#### WRITTEN EXERCISE
Check each line of the listing, and copy it if it contains the word "deux".

Dataset excerpt:
━━━━

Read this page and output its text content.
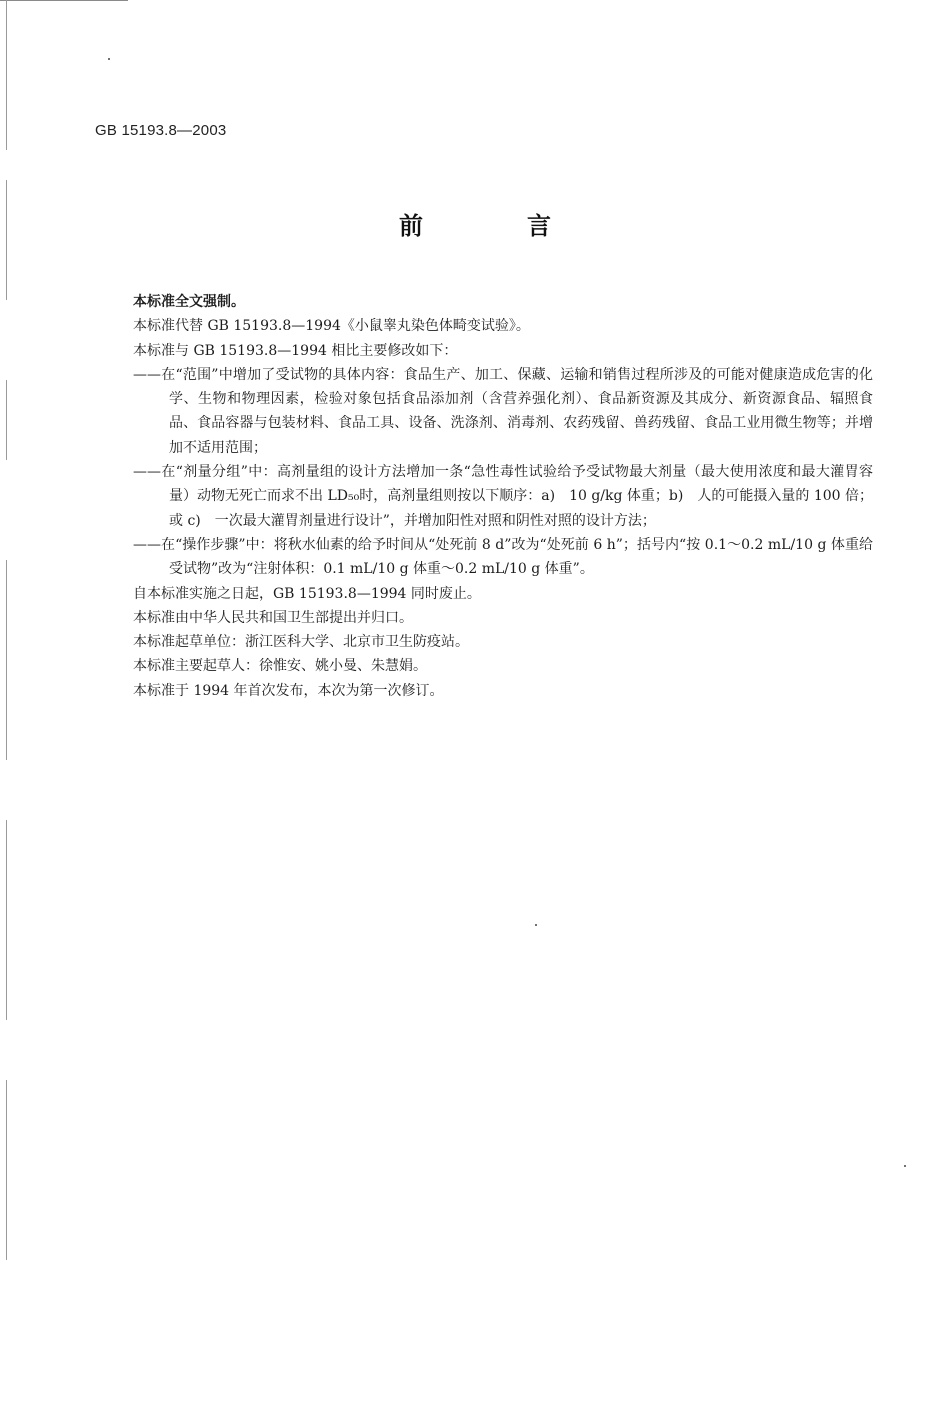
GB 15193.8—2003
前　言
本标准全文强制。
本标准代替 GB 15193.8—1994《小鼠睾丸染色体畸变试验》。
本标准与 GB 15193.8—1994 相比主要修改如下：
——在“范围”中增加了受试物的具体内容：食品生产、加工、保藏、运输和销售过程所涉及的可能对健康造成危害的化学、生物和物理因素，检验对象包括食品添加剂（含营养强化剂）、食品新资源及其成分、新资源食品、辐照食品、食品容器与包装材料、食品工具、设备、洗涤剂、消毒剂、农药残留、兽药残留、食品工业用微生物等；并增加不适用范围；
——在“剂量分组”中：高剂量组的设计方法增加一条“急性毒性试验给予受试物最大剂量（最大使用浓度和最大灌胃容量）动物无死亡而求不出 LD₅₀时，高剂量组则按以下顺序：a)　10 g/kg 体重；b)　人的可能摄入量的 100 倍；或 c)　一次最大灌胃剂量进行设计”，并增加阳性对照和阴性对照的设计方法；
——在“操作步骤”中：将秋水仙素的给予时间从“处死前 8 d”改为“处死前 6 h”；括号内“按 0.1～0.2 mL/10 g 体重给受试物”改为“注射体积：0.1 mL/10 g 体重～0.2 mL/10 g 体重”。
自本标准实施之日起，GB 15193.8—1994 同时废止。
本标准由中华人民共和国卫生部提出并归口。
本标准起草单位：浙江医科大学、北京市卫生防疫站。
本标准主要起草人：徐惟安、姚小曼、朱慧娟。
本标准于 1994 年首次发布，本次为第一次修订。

━━━━

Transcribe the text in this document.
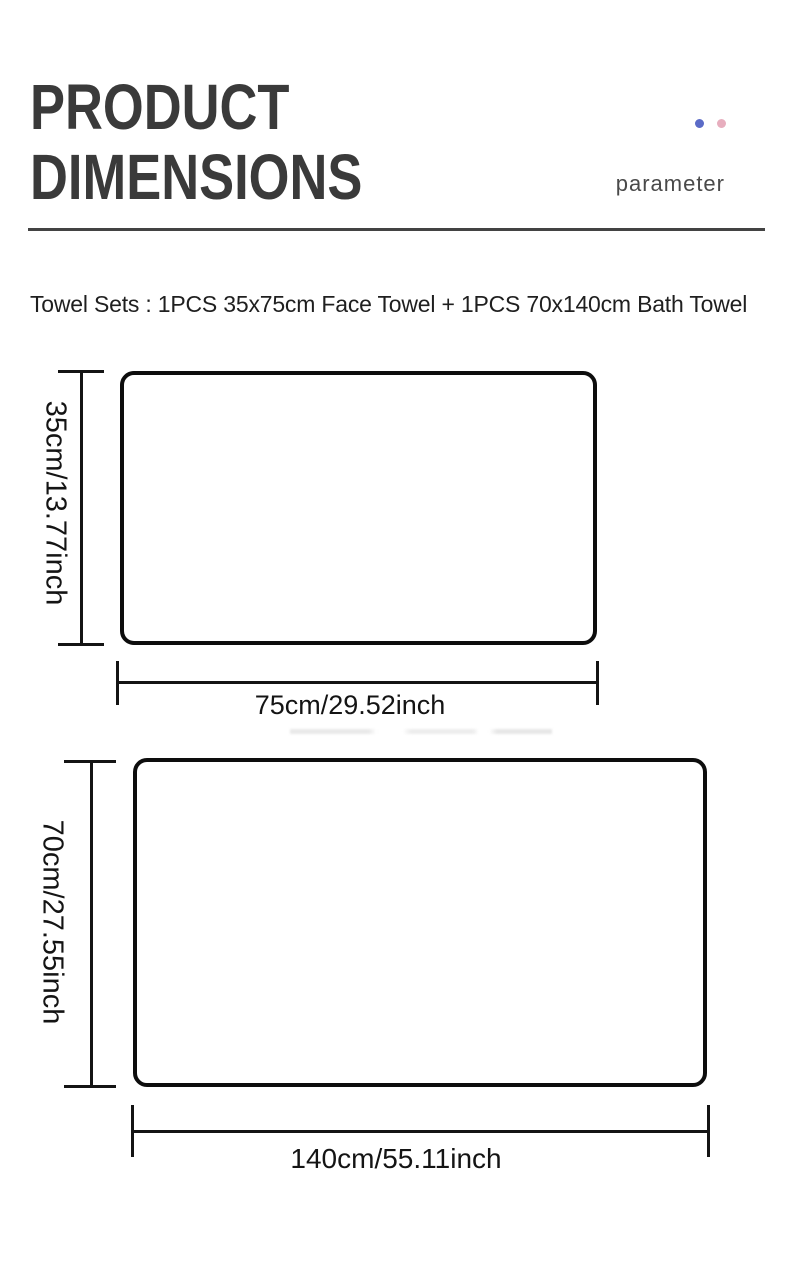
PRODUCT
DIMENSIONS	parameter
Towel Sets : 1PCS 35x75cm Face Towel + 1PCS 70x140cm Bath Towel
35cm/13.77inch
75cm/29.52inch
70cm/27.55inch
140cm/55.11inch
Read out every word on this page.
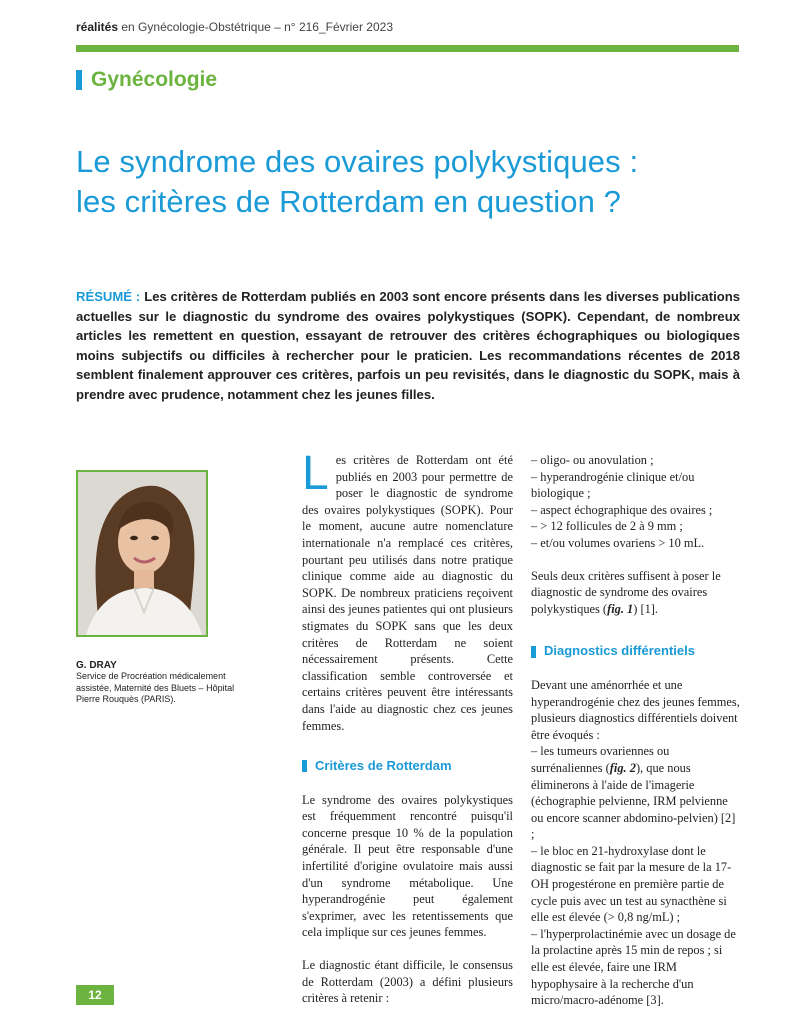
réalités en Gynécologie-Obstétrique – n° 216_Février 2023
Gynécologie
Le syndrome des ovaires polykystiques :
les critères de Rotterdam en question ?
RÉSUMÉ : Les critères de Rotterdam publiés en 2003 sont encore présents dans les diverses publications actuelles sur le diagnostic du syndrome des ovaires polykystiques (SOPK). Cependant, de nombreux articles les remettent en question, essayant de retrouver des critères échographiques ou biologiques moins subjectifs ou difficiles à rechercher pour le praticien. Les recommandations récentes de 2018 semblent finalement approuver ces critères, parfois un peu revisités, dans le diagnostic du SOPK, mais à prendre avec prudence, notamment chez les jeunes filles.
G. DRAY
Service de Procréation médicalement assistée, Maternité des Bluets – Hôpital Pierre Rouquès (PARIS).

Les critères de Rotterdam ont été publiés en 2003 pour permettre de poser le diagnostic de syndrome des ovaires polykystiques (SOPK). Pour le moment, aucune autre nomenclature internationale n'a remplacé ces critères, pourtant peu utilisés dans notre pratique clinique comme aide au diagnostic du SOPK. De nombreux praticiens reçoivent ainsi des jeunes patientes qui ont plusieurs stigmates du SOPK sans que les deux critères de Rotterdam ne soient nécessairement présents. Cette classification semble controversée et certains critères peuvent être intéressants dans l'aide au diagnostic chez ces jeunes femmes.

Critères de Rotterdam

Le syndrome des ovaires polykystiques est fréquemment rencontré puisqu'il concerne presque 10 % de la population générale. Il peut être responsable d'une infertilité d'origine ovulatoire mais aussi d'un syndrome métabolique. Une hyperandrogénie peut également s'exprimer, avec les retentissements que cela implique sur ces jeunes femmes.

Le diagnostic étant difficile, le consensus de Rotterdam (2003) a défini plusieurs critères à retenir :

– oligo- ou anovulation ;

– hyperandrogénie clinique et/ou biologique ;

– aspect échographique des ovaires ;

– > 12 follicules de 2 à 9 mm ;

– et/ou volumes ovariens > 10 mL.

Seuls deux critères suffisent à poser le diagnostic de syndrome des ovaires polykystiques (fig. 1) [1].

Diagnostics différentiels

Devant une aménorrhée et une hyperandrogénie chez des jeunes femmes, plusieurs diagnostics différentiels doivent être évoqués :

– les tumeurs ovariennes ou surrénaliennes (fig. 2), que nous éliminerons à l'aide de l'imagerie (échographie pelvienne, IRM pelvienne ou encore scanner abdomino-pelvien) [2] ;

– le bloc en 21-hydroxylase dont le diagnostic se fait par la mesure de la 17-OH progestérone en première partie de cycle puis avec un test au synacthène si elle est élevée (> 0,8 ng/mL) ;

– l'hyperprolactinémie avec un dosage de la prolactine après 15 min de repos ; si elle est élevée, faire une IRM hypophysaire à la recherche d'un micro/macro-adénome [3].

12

━━━━

#### THE RESPONSE
Les critères de Rotterdam ont été publiés en 2003 pour permettre de poser le diagnostic de syndrome des ovaires polykystiques (SOPK). Pour le moment, aucune autre nomenclature internationale n'a remplacé ces critères, pourtant peu utilisés dans notre pratique clinique comme aide au diagnostic du SOPK. De nombreux praticiens reçoivent ainsi des jeunes patientes qui ont plusieurs stigmates du SOPK sans que les deux critères de Rotterdam ne soient nécessairement présents. Cette classification semble controversée et certains critères peuvent être intéressants dans l'aide au diagnostic chez ces jeunes femmes.
Seuls deux critères suffisent à poser le diagnostic de syndrome des ovaires polykystiques (fig. 1) [1].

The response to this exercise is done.